▶ TASK REQUIREMENTS
Locate and copy each line in the data that contains the word "text".

[Items listed in a dataset]
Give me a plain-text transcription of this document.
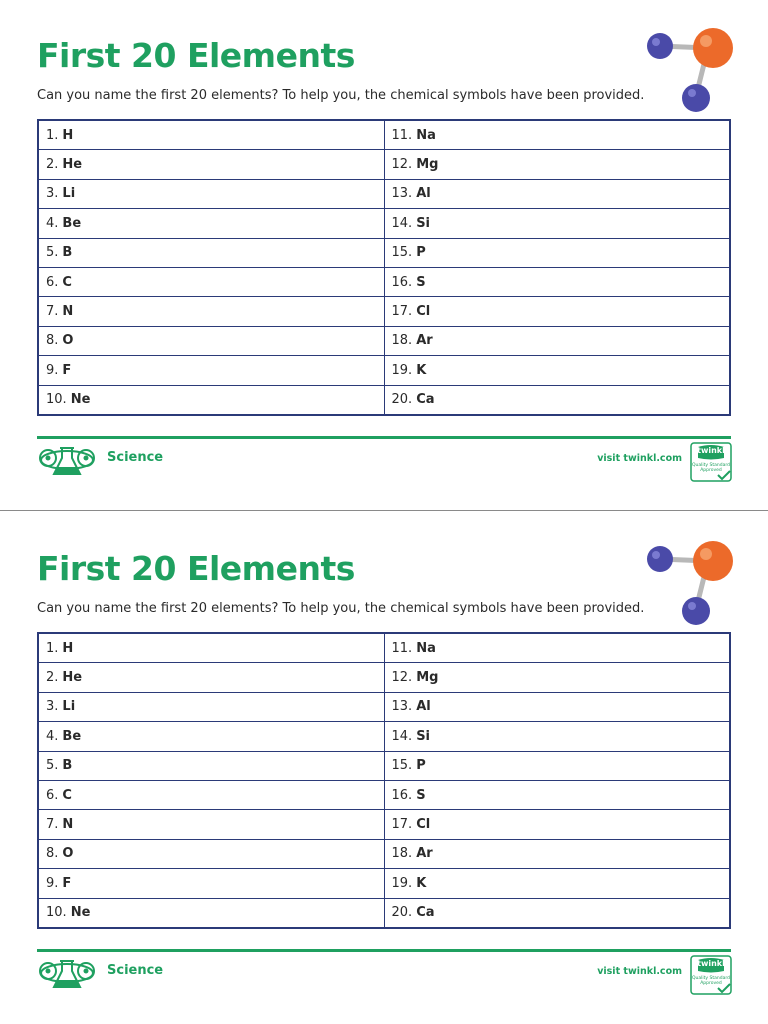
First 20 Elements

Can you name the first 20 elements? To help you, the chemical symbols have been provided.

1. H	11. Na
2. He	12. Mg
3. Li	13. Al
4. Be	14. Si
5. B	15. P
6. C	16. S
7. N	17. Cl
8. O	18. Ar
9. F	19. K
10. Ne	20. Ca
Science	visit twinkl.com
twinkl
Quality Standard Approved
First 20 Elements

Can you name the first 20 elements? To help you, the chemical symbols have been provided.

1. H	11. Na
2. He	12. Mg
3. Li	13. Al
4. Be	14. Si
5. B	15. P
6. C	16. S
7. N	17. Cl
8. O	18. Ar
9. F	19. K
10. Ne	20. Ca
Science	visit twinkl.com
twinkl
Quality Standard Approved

---

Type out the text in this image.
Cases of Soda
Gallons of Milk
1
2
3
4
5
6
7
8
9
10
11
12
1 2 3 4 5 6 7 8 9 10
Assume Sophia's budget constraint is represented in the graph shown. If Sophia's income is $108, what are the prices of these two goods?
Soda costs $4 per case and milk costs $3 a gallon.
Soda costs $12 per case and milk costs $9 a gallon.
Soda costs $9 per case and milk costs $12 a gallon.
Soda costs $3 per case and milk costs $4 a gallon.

▶ RIGHT ANSWER
Give me a plain-text transcription of this document.
Type out the text in this image.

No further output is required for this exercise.